Aim.
From the records below, copy every line that contains the word "count".
++++++++++
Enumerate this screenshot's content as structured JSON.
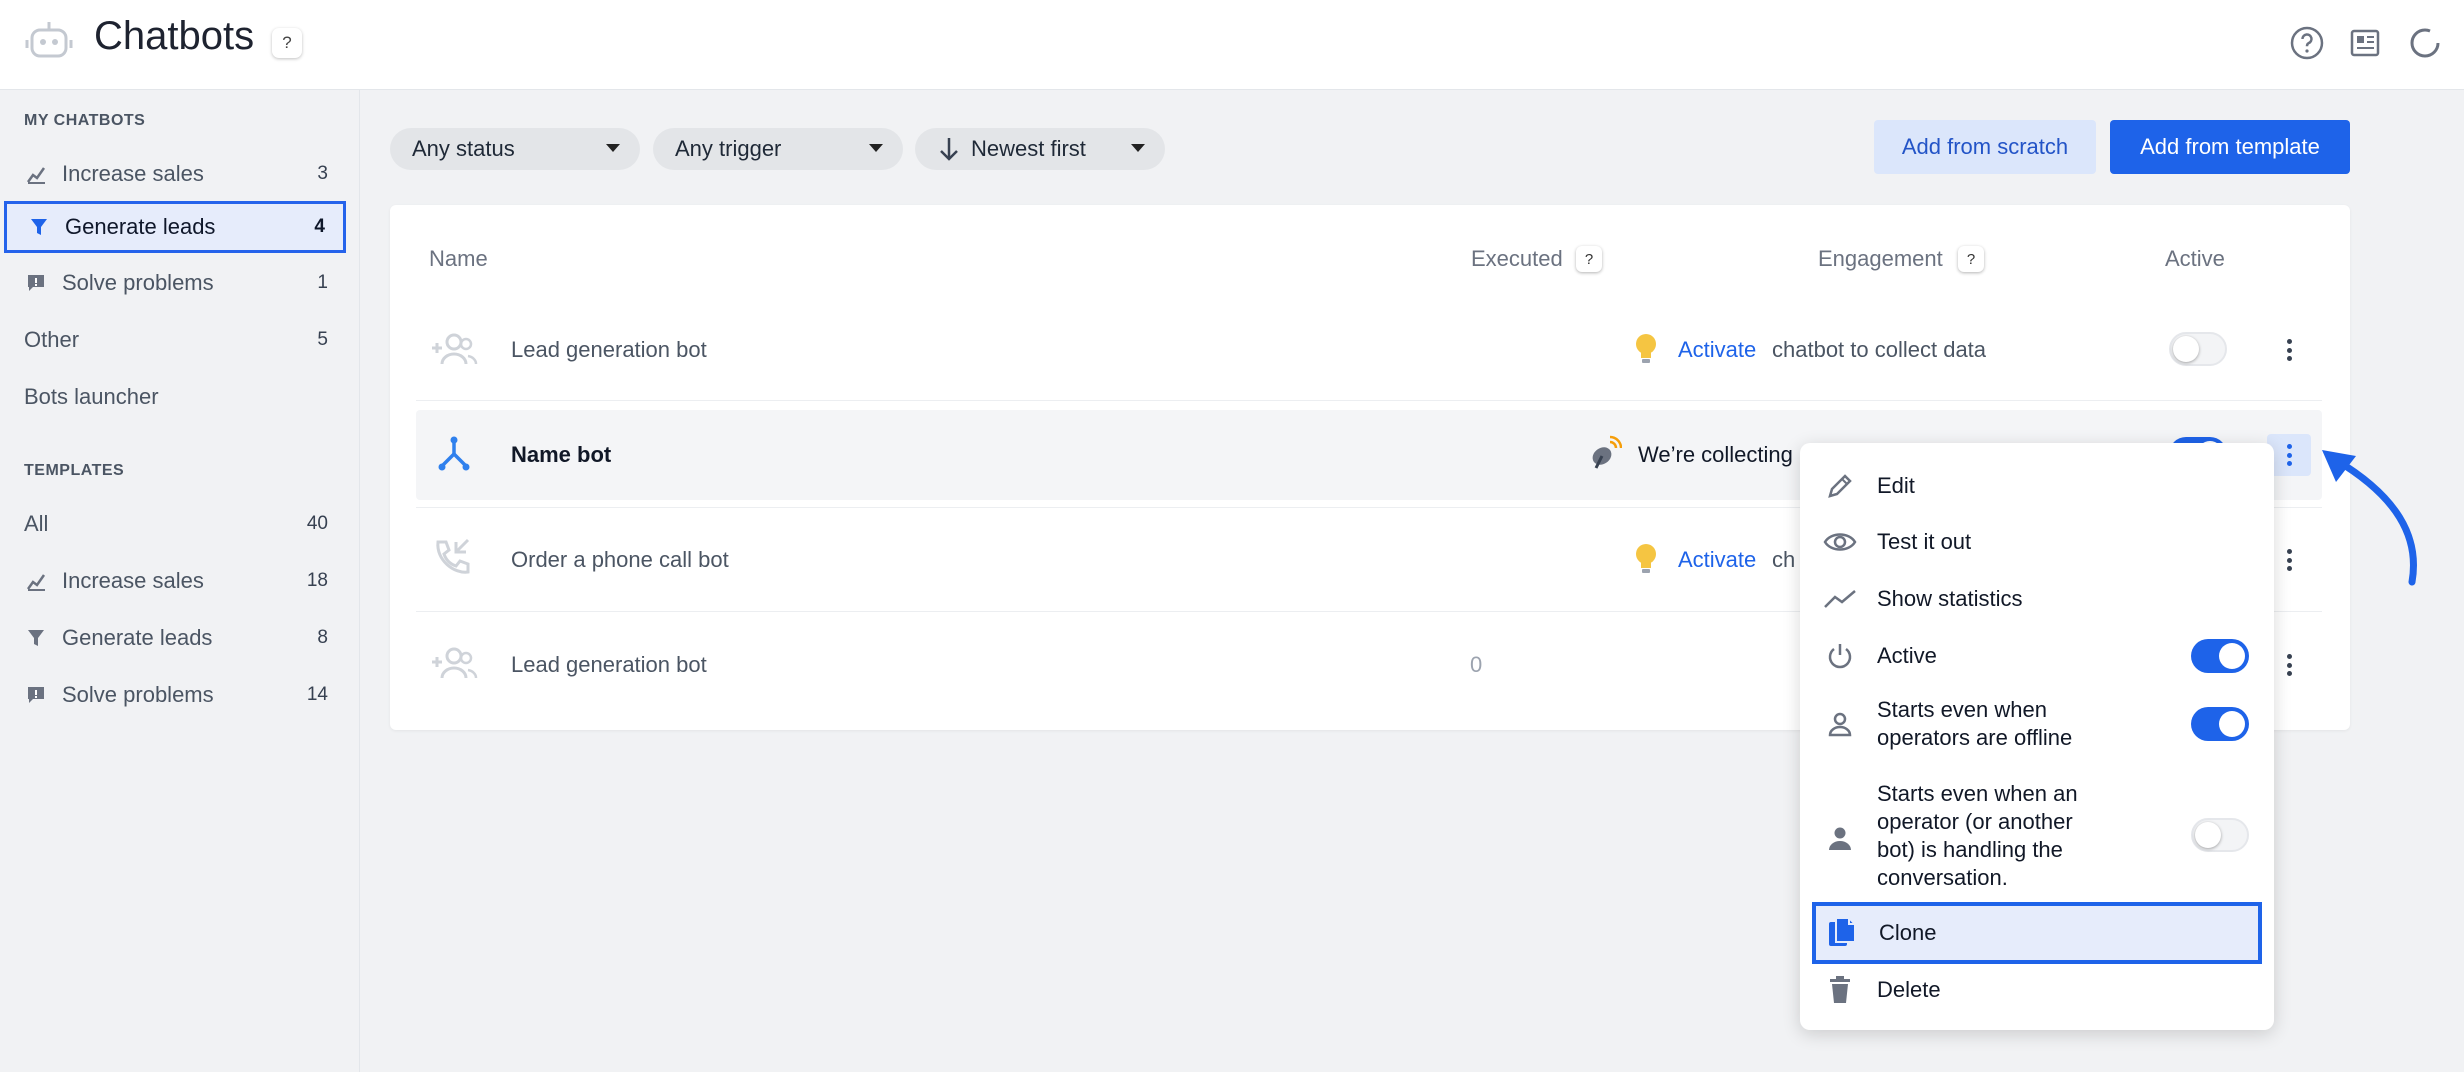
{
  "header": {
    "title": "Chatbots",
    "help_label": "?"
  },
  "sidebar": {
    "my_heading": "MY CHATBOTS",
    "my_items": [
      {
        "label": "Increase sales",
        "count": "3"
      },
      {
        "label": "Generate leads",
        "count": "4"
      },
      {
        "label": "Solve problems",
        "count": "1"
      },
      {
        "label": "Other",
        "count": "5"
      },
      {
        "label": "Bots launcher",
        "count": ""
      }
    ],
    "templates_heading": "TEMPLATES",
    "template_items": [
      {
        "label": "All",
        "count": "40"
      },
      {
        "label": "Increase sales",
        "count": "18"
      },
      {
        "label": "Generate leads",
        "count": "8"
      },
      {
        "label": "Solve problems",
        "count": "14"
      }
    ]
  },
  "filters": {
    "status": "Any status",
    "trigger": "Any trigger",
    "sort": "Newest first"
  },
  "actions": {
    "add_scratch": "Add from scratch",
    "add_template": "Add from template"
  },
  "table": {
    "col_name": "Name",
    "col_executed": "Executed",
    "col_engagement": "Engagement",
    "col_active": "Active",
    "help": "?",
    "rows": [
      {
        "name": "Lead generation bot",
        "executed": "",
        "engagement_link": "Activate",
        "engagement_text": "chatbot to collect data",
        "active": false
      },
      {
        "name": "Name bot",
        "executed": "",
        "engagement_link": "",
        "engagement_text": "We’re collecting",
        "active": true
      },
      {
        "name": "Order a phone call bot",
        "executed": "",
        "engagement_link": "Activate",
        "engagement_text": "ch",
        "active": false
      },
      {
        "name": "Lead generation bot",
        "executed": "0",
        "engagement_link": "",
        "engagement_text": "",
        "active": false
      }
    ]
  },
  "menu": {
    "edit": "Edit",
    "test": "Test it out",
    "stats": "Show statistics",
    "active": "Active",
    "offline_1": "Starts even when",
    "offline_2": "operators are offline",
    "handling_1": "Starts even when an",
    "handling_2": "operator (or another",
    "handling_3": "bot) is handling the",
    "handling_4": "conversation.",
    "clone": "Clone",
    "delete": "Delete",
    "active_on": true,
    "offline_on": true,
    "handling_on": false
  },
  "colors": {
    "accent": "#1e63e9",
    "selected_bg": "#e6ecfb",
    "bulb": "#f5c542"
  }
}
++++++++++
Final result.
        "count": "3"
        "count": "4"
        "count": "1"
        "count": "5"
        "count": ""
        "count": "40"
        "count": "18"
        "count": "8"
        "count": "14"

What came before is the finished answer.